» Data for the task:
((

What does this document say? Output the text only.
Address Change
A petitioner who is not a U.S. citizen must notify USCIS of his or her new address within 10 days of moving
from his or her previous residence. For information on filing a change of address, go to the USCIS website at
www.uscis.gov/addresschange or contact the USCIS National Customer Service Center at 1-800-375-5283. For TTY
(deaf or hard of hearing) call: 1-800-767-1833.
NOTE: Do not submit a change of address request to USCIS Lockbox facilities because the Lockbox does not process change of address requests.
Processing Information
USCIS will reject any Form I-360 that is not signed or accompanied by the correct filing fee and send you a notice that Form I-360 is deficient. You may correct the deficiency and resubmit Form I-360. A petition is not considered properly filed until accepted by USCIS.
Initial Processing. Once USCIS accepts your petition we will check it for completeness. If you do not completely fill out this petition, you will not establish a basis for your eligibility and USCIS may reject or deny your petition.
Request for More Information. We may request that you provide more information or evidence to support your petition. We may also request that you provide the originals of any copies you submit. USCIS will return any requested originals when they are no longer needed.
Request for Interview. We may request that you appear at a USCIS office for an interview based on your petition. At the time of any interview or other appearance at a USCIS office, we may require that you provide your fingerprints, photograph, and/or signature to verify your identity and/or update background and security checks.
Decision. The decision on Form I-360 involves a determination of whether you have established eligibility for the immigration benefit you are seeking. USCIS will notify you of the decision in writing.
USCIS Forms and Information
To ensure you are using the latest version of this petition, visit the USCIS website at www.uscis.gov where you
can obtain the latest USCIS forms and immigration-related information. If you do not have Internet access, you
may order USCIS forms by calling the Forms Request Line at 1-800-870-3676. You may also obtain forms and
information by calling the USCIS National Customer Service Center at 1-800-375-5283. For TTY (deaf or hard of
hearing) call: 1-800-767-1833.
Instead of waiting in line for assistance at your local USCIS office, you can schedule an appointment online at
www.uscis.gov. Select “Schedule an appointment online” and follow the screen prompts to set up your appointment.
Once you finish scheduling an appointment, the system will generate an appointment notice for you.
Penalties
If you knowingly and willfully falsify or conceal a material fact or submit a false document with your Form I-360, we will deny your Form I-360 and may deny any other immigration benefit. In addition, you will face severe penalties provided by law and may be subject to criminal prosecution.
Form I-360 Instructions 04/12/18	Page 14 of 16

))

» Exercise details:
Copy the data above exactly. Every line must be included.

» Worked answer:
What does this document say? Output the text only.
Address Change
A petitioner who is not a U.S. citizen must notify USCIS of his or her new address within 10 days of moving
from his or her previous residence. For information on filing a change of address, go to the USCIS website at
www.uscis.gov/addresschange or contact the USCIS National Customer Service Center at 1-800-375-5283. For TTY
(deaf or hard of hearing) call: 1-800-767-1833.
NOTE: Do not submit a change of address request to USCIS Lockbox facilities because the Lockbox does not process change of address requests.
Processing Information
USCIS will reject any Form I-360 that is not signed or accompanied by the correct filing fee and send you a notice that Form I-360 is deficient. You may correct the deficiency and resubmit Form I-360. A petition is not considered properly filed until accepted by USCIS.
Initial Processing. Once USCIS accepts your petition we will check it for completeness. If you do not completely fill out this petition, you will not establish a basis for your eligibility and USCIS may reject or deny your petition.
Request for More Information. We may request that you provide more information or evidence to support your petition. We may also request that you provide the originals of any copies you submit. USCIS will return any requested originals when they are no longer needed.
Request for Interview. We may request that you appear at a USCIS office for an interview based on your petition. At the time of any interview or other appearance at a USCIS office, we may require that you provide your fingerprints, photograph, and/or signature to verify your identity and/or update background and security checks.
Decision. The decision on Form I-360 involves a determination of whether you have established eligibility for the immigration benefit you are seeking. USCIS will notify you of the decision in writing.
USCIS Forms and Information
To ensure you are using the latest version of this petition, visit the USCIS website at www.uscis.gov where you
can obtain the latest USCIS forms and immigration-related information. If you do not have Internet access, you
may order USCIS forms by calling the Forms Request Line at 1-800-870-3676. You may also obtain forms and
information by calling the USCIS National Customer Service Center at 1-800-375-5283. For TTY (deaf or hard of
hearing) call: 1-800-767-1833.
Instead of waiting in line for assistance at your local USCIS office, you can schedule an appointment online at
www.uscis.gov. Select “Schedule an appointment online” and follow the screen prompts to set up your appointment.
Once you finish scheduling an appointment, the system will generate an appointment notice for you.
Penalties
If you knowingly and willfully falsify or conceal a material fact or submit a false document with your Form I-360, we will deny your Form I-360 and may deny any other immigration benefit. In addition, you will face severe penalties provided by law and may be subject to criminal prosecution.
Form I-360 Instructions 04/12/18	Page 14 of 16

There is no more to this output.